Entries with figure data:
-- start --

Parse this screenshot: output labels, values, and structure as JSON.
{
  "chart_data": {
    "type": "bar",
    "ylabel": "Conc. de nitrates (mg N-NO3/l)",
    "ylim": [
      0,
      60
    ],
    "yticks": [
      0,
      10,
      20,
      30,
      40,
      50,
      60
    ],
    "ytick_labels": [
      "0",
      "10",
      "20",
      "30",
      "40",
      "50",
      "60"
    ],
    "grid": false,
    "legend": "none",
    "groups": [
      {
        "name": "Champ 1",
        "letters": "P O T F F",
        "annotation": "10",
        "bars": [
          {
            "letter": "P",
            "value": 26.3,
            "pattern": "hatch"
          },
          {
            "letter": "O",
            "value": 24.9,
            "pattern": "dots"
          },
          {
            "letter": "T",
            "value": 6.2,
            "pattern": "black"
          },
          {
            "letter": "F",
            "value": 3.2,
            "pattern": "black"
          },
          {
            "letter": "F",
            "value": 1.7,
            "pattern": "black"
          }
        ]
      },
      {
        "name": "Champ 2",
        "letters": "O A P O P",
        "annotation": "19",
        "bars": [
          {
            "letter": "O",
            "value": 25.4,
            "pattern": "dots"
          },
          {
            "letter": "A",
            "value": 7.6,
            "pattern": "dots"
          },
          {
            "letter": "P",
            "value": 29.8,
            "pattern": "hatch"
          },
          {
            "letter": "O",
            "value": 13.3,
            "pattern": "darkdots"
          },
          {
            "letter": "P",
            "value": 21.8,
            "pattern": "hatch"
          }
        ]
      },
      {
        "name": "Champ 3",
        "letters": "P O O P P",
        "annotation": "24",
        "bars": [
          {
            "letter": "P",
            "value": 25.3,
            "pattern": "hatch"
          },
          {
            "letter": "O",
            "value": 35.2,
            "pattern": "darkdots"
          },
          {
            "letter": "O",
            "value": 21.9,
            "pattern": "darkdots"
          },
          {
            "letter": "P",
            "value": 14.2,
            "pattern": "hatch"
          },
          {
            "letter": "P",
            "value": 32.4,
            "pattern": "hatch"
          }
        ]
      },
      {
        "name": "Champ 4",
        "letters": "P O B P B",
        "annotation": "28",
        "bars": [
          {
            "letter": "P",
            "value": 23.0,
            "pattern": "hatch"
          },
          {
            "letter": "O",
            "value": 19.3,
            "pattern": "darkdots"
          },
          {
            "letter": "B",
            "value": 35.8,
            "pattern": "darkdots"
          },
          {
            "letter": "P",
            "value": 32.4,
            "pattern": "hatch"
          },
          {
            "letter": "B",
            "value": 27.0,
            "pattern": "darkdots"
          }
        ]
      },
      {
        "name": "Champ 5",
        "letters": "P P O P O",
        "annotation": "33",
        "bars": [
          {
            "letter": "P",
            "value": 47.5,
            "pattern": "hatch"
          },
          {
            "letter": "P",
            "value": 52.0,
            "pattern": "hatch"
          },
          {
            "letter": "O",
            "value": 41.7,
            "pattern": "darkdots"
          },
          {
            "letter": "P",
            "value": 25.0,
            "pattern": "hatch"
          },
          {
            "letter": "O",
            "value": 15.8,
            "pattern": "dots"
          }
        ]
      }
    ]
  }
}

-- end --
-- start --

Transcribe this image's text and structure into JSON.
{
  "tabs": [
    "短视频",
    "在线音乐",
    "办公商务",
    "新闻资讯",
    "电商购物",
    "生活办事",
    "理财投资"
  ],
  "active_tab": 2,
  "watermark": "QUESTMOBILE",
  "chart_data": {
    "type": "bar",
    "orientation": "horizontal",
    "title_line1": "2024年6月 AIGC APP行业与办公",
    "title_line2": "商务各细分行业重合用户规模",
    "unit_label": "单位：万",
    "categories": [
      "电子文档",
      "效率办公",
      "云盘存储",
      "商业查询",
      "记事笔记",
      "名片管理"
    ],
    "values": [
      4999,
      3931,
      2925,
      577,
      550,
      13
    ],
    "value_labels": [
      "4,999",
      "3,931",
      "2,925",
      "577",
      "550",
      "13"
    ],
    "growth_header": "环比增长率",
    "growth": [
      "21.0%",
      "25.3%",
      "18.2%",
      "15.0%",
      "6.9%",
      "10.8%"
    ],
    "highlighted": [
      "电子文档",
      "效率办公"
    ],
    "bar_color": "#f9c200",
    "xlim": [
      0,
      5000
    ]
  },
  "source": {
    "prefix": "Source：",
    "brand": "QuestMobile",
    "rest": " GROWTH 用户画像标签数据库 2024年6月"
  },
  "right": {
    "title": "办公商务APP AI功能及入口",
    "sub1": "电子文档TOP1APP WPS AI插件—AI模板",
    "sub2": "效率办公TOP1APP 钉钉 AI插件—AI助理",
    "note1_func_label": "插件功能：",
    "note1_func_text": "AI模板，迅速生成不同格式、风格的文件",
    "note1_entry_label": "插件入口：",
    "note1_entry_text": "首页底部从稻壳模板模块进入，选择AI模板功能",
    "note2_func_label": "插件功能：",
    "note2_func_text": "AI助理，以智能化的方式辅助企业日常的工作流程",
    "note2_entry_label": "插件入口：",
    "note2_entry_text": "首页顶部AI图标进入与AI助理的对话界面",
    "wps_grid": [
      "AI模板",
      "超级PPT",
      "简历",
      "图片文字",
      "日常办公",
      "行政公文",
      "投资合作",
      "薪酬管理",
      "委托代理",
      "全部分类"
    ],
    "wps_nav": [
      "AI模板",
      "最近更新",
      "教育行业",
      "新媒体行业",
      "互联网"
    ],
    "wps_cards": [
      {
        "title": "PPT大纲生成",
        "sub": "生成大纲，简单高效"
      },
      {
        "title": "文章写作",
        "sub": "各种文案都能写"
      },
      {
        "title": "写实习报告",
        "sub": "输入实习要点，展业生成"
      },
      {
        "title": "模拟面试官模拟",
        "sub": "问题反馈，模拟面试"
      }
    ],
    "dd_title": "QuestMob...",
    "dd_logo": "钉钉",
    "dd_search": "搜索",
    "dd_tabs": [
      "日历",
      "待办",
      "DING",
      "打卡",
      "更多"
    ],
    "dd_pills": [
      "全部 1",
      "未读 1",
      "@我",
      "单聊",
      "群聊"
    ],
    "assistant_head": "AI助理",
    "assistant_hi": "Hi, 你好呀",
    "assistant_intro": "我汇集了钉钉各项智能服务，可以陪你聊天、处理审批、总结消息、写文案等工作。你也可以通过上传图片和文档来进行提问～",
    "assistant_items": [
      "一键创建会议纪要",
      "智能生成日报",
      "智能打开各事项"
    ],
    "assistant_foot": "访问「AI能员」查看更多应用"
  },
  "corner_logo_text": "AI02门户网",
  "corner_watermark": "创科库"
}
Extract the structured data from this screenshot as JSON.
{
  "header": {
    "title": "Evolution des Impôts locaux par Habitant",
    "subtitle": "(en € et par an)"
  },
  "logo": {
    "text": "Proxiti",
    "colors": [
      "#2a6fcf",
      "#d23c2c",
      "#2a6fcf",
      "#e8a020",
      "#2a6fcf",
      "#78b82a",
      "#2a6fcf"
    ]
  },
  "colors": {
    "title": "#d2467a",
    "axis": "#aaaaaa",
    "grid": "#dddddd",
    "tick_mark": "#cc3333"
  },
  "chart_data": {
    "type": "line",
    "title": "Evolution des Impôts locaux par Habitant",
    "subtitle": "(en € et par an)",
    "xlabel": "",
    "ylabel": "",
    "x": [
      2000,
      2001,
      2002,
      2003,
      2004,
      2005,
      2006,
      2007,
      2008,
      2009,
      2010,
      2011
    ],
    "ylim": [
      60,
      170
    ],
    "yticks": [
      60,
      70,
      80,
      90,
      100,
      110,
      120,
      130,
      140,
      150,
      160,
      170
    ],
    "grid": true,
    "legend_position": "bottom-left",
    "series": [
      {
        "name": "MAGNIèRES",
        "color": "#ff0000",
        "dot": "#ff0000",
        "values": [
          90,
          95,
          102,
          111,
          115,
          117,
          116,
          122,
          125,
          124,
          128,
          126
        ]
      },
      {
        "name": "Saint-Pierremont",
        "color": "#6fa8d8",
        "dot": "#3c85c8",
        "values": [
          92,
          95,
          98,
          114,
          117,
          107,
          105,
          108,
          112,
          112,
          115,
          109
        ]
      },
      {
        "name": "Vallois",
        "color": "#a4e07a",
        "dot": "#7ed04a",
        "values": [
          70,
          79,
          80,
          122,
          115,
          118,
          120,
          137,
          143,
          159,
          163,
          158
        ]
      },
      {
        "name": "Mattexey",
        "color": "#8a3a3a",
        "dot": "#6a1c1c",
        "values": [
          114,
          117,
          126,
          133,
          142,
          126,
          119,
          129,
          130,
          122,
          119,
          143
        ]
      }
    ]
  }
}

-- end --

GOAL:
The word "annotation" may turn up on some lines of these records; say how many, with no other words.

TASK ANSWER:
5